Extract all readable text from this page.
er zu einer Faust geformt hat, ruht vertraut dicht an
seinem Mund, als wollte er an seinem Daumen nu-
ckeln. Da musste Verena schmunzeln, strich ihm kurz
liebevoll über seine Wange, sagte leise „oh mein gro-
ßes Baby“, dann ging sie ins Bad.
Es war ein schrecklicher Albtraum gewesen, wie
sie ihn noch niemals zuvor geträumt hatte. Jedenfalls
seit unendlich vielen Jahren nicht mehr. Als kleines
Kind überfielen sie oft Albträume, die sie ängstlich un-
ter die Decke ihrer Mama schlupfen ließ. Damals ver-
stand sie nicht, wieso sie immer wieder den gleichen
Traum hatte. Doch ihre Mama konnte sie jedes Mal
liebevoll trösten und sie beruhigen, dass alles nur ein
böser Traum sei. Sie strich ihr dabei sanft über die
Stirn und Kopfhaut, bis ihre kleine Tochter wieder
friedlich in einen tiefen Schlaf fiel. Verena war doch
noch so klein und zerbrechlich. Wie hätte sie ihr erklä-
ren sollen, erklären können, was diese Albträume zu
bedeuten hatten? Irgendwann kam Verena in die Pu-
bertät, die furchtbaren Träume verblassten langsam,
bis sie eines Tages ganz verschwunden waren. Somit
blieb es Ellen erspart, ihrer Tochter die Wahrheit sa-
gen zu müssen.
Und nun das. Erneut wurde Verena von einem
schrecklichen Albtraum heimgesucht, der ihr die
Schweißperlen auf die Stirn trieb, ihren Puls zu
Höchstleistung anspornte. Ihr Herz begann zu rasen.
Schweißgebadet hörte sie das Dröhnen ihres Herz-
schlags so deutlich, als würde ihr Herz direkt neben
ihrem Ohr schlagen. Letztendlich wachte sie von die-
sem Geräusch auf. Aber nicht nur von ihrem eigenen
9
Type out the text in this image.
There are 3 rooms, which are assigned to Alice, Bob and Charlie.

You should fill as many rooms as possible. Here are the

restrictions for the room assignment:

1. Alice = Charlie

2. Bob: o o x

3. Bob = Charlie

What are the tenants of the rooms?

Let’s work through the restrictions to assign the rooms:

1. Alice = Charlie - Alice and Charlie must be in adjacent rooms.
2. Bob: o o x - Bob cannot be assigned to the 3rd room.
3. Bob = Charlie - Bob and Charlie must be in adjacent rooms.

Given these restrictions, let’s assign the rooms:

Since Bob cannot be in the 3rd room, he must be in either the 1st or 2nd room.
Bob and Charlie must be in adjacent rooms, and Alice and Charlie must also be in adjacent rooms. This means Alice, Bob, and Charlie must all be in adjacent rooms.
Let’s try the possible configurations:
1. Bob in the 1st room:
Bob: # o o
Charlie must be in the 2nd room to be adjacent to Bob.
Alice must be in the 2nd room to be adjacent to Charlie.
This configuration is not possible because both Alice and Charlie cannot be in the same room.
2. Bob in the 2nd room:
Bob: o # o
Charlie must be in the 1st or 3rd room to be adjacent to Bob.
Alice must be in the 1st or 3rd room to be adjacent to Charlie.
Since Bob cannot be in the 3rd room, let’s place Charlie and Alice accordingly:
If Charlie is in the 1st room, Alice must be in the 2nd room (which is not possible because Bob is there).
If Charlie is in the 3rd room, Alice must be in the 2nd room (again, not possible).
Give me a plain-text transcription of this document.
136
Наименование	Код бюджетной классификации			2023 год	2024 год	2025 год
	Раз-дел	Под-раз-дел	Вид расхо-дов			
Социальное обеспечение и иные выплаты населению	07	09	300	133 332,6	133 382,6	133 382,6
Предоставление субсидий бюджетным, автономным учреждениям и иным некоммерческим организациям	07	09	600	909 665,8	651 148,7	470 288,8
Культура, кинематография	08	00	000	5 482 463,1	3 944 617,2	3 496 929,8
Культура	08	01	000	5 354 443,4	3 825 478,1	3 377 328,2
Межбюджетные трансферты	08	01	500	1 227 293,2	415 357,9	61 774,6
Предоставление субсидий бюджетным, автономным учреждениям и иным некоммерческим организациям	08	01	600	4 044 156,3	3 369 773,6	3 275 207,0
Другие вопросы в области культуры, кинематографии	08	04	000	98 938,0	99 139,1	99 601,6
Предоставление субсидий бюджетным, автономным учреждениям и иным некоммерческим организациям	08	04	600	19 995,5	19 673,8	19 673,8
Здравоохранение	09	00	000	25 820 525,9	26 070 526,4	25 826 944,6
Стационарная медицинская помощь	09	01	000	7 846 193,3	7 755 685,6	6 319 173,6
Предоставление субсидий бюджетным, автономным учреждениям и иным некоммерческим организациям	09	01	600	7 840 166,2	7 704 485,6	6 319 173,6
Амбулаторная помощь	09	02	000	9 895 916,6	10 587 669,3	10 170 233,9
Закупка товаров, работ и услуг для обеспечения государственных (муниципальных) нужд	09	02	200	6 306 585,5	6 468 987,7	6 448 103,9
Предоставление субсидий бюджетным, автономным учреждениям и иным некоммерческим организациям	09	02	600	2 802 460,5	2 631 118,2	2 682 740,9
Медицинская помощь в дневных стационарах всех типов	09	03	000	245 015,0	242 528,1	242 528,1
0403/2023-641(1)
━━━━━━━━━━━━━━━━
# What the task asks:
Find each line holding the word "restrictions" and copy it.

# Solved problem:
restrictions for the room assignment:
Let’s work through the restrictions to assign the rooms:
Given these restrictions, let’s assign the rooms:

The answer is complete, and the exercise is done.